▶ [What to produce] State the number of lines, and only that number, in which the word "name" appears.

▶ [Records shown]
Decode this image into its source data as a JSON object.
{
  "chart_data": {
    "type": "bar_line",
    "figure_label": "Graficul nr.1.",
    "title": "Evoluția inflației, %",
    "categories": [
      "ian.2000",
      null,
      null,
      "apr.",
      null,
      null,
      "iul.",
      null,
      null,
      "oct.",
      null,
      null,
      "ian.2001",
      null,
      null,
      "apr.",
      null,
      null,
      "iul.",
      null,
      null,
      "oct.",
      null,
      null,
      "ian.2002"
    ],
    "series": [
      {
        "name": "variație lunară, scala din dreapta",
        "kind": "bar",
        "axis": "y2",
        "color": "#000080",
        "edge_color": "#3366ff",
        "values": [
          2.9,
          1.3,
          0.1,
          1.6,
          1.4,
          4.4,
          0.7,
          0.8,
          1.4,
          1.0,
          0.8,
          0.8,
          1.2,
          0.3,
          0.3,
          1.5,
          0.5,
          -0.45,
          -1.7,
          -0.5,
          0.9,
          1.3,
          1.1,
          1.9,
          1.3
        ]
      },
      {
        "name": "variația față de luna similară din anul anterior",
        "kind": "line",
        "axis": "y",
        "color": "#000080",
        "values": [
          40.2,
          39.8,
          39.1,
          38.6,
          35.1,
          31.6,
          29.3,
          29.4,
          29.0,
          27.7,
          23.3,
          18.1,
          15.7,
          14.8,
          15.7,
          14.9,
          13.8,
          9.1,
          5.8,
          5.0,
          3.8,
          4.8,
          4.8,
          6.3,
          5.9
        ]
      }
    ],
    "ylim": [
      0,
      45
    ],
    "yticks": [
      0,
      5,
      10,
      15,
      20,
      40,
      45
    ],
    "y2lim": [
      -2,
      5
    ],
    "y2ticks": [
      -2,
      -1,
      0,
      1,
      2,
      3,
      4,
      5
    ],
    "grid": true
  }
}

==

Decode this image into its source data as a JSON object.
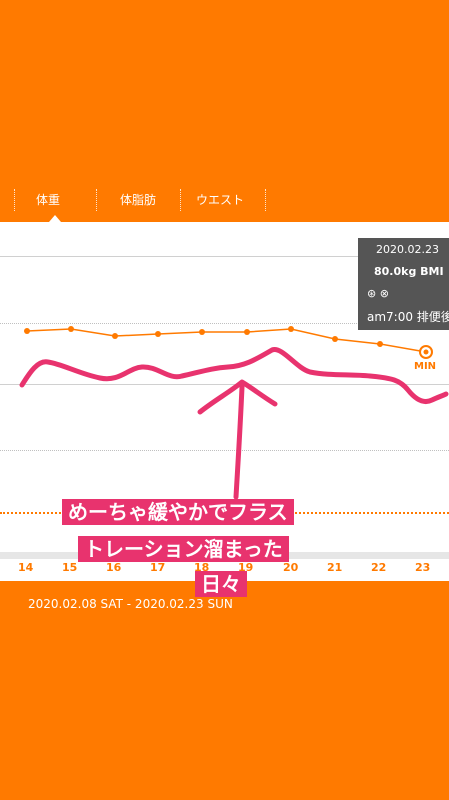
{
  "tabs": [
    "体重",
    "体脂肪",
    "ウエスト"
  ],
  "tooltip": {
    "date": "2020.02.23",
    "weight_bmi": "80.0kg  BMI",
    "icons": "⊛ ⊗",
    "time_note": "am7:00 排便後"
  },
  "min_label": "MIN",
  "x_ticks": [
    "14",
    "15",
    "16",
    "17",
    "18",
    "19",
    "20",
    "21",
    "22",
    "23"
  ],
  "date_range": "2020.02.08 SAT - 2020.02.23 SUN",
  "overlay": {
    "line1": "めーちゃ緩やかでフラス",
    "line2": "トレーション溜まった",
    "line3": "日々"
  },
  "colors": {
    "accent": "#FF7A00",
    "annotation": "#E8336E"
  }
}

▶ [Solution for this problem] 2